§ **TASK REQUIREMENTS**: Retype all of the data. Every line must match exactly.
____________________
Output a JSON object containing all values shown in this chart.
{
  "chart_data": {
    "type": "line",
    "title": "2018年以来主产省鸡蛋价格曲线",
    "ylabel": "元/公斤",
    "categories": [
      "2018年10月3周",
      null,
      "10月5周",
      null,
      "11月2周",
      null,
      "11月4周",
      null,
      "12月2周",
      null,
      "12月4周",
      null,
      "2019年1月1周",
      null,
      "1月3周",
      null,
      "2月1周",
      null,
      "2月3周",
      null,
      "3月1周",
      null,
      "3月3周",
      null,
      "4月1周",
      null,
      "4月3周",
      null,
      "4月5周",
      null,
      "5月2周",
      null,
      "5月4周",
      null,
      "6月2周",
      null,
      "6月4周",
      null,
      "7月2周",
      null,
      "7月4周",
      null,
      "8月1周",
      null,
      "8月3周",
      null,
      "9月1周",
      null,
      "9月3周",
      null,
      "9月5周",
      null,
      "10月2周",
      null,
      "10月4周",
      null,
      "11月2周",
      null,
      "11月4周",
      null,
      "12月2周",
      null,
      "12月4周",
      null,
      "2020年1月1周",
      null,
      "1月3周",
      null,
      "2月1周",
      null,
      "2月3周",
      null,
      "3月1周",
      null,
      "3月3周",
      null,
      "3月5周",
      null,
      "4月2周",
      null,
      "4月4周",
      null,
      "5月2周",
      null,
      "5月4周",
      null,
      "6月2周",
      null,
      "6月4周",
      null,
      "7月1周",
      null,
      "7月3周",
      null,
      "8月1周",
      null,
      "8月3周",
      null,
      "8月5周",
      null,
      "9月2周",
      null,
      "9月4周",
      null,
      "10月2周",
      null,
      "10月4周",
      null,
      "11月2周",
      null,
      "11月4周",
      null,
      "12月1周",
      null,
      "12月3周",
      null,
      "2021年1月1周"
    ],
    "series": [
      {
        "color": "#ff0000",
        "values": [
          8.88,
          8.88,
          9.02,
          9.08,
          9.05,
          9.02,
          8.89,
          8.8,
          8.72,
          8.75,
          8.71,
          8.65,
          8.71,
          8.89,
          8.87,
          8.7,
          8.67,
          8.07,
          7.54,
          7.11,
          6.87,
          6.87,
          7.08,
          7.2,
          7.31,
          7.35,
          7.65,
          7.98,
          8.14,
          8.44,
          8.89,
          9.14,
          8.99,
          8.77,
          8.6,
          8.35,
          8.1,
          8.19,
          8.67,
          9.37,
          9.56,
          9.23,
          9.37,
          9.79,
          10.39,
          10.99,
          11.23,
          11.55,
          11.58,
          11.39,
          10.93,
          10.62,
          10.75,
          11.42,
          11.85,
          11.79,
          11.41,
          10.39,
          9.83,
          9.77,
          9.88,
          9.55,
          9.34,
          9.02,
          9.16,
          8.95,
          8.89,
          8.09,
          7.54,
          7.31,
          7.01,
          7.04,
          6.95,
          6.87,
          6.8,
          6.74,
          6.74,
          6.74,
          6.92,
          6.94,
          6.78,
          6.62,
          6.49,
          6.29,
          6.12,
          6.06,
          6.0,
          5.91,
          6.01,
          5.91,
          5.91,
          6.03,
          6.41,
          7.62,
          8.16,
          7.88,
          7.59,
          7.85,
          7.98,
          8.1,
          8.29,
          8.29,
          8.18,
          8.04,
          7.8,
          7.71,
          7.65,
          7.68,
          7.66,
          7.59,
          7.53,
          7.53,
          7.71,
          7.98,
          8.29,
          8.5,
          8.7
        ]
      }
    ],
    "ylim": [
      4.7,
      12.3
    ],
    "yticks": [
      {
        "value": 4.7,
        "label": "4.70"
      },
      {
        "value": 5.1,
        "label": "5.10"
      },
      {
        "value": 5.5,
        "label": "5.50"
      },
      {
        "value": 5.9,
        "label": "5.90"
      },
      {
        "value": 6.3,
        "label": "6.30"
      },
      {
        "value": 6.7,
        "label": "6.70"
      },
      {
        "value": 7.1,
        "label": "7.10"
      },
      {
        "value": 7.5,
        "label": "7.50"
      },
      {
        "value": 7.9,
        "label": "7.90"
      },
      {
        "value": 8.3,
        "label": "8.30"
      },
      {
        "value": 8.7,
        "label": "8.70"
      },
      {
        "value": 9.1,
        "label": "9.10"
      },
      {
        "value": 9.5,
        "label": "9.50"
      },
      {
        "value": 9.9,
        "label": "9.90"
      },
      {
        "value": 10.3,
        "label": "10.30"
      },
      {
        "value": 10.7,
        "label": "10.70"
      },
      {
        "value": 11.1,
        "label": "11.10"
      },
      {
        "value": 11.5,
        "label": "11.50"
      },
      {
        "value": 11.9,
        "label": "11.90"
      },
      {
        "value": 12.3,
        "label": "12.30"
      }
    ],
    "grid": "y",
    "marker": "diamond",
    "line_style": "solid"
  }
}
____________________
§ **WRITTEN RESPONSE**:
Output a JSON object containing all values shown in this chart.
{
  "chart_data": {
    "type": "line",
    "title": "2018年以来主产省鸡蛋价格曲线",
    "ylabel": "元/公斤",
    "categories": [
      "2018年10月3周",
      null,
      "10月5周",
      null,
      "11月2周",
      null,
      "11月4周",
      null,
      "12月2周",
      null,
      "12月4周",
      null,
      "2019年1月1周",
      null,
      "1月3周",
      null,
      "2月1周",
      null,
      "2月3周",
      null,
      "3月1周",
      null,
      "3月3周",
      null,
      "4月1周",
      null,
      "4月3周",
      null,
      "4月5周",
      null,
      "5月2周",
      null,
      "5月4周",
      null,
      "6月2周",
      null,
      "6月4周",
      null,
      "7月2周",
      null,
      "7月4周",
      null,
      "8月1周",
      null,
      "8月3周",
      null,
      "9月1周",
      null,
      "9月3周",
      null,
      "9月5周",
      null,
      "10月2周",
      null,
      "10月4周",
      null,
      "11月2周",
      null,
      "11月4周",
      null,
      "12月2周",
      null,
      "12月4周",
      null,
      "2020年1月1周",
      null,
      "1月3周",
      null,
      "2月1周",
      null,
      "2月3周",
      null,
      "3月1周",
      null,
      "3月3周",
      null,
      "3月5周",
      null,
      "4月2周",
      null,
      "4月4周",
      null,
      "5月2周",
      null,
      "5月4周",
      null,
      "6月2周",
      null,
      "6月4周",
      null,
      "7月1周",
      null,
      "7月3周",
      null,
      "8月1周",
      null,
      "8月3周",
      null,
      "8月5周",
      null,
      "9月2周",
      null,
      "9月4周",
      null,
      "10月2周",
      null,
      "10月4周",
      null,
      "11月2周",
      null,
      "11月4周",
      null,
      "12月1周",
      null,
      "12月3周",
      null,
      "2021年1月1周"
    ],
    "series": [
      {
        "color": "#ff0000",
        "values": [
          8.88,
          8.88,
          9.02,
          9.08,
          9.05,
          9.02,
          8.89,
          8.8,
          8.72,
          8.75,
          8.71,
          8.65,
          8.71,
          8.89,
          8.87,
          8.7,
          8.67,
          8.07,
          7.54,
          7.11,
          6.87,
          6.87,
          7.08,
          7.2,
          7.31,
          7.35,
          7.65,
          7.98,
          8.14,
          8.44,
          8.89,
          9.14,
          8.99,
          8.77,
          8.6,
          8.35,
          8.1,
          8.19,
          8.67,
          9.37,
          9.56,
          9.23,
          9.37,
          9.79,
          10.39,
          10.99,
          11.23,
          11.55,
          11.58,
          11.39,
          10.93,
          10.62,
          10.75,
          11.42,
          11.85,
          11.79,
          11.41,
          10.39,
          9.83,
          9.77,
          9.88,
          9.55,
          9.34,
          9.02,
          9.16,
          8.95,
          8.89,
          8.09,
          7.54,
          7.31,
          7.01,
          7.04,
          6.95,
          6.87,
          6.8,
          6.74,
          6.74,
          6.74,
          6.92,
          6.94,
          6.78,
          6.62,
          6.49,
          6.29,
          6.12,
          6.06,
          6.0,
          5.91,
          6.01,
          5.91,
          5.91,
          6.03,
          6.41,
          7.62,
          8.16,
          7.88,
          7.59,
          7.85,
          7.98,
          8.1,
          8.29,
          8.29,
          8.18,
          8.04,
          7.8,
          7.71,
          7.65,
          7.68,
          7.66,
          7.59,
          7.53,
          7.53,
          7.71,
          7.98,
          8.29,
          8.5,
          8.7
        ]
      }
    ],
    "ylim": [
      4.7,
      12.3
    ],
    "yticks": [
      {
        "value": 4.7,
        "label": "4.70"
      },
      {
        "value": 5.1,
        "label": "5.10"
      },
      {
        "value": 5.5,
        "label": "5.50"
      },
      {
        "value": 5.9,
        "label": "5.90"
      },
      {
        "value": 6.3,
        "label": "6.30"
      },
      {
        "value": 6.7,
        "label": "6.70"
      },
      {
        "value": 7.1,
        "label": "7.10"
      },
      {
        "value": 7.5,
        "label": "7.50"
      },
      {
        "value": 7.9,
        "label": "7.90"
      },
      {
        "value": 8.3,
        "label": "8.30"
      },
      {
        "value": 8.7,
        "label": "8.70"
      },
      {
        "value": 9.1,
        "label": "9.10"
      },
      {
        "value": 9.5,
        "label": "9.50"
      },
      {
        "value": 9.9,
        "label": "9.90"
      },
      {
        "value": 10.3,
        "label": "10.30"
      },
      {
        "value": 10.7,
        "label": "10.70"
      },
      {
        "value": 11.1,
        "label": "11.10"
      },
      {
        "value": 11.5,
        "label": "11.50"
      },
      {
        "value": 11.9,
        "label": "11.90"
      },
      {
        "value": 12.3,
        "label": "12.30"
      }
    ],
    "grid": "y",
    "marker": "diamond",
    "line_style": "solid"
  }
}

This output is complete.